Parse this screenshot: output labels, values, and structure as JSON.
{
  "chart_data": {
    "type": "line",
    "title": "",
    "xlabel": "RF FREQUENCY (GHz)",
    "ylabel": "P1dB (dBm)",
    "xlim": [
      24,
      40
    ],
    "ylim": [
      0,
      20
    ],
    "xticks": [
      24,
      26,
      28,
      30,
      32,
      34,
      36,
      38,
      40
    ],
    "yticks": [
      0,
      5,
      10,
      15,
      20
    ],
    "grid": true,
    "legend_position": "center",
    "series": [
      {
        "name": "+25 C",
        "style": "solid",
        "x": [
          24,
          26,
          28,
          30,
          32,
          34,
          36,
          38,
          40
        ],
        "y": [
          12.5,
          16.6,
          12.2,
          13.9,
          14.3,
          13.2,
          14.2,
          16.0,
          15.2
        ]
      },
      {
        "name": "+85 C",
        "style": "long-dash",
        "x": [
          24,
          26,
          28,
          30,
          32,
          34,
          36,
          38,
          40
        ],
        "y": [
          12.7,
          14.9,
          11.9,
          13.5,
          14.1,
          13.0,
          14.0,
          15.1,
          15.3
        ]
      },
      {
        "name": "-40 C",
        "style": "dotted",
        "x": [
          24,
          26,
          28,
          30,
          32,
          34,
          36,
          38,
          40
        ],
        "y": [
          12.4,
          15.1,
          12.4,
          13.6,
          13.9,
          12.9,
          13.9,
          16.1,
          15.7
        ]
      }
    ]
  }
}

..............................

— What is required —
Repeat every line of the records above exactly.

— The completed task —
Parse this screenshot: output labels, values, and structure as JSON.
{
  "chart_data": {
    "type": "line",
    "title": "",
    "xlabel": "RF FREQUENCY (GHz)",
    "ylabel": "P1dB (dBm)",
    "xlim": [
      24,
      40
    ],
    "ylim": [
      0,
      20
    ],
    "xticks": [
      24,
      26,
      28,
      30,
      32,
      34,
      36,
      38,
      40
    ],
    "yticks": [
      0,
      5,
      10,
      15,
      20
    ],
    "grid": true,
    "legend_position": "center",
    "series": [
      {
        "name": "+25 C",
        "style": "solid",
        "x": [
          24,
          26,
          28,
          30,
          32,
          34,
          36,
          38,
          40
        ],
        "y": [
          12.5,
          16.6,
          12.2,
          13.9,
          14.3,
          13.2,
          14.2,
          16.0,
          15.2
        ]
      },
      {
        "name": "+85 C",
        "style": "long-dash",
        "x": [
          24,
          26,
          28,
          30,
          32,
          34,
          36,
          38,
          40
        ],
        "y": [
          12.7,
          14.9,
          11.9,
          13.5,
          14.1,
          13.0,
          14.0,
          15.1,
          15.3
        ]
      },
      {
        "name": "-40 C",
        "style": "dotted",
        "x": [
          24,
          26,
          28,
          30,
          32,
          34,
          36,
          38,
          40
        ],
        "y": [
          12.4,
          15.1,
          12.4,
          13.6,
          13.9,
          12.9,
          13.9,
          16.1,
          15.7
        ]
      }
    ]
  }
}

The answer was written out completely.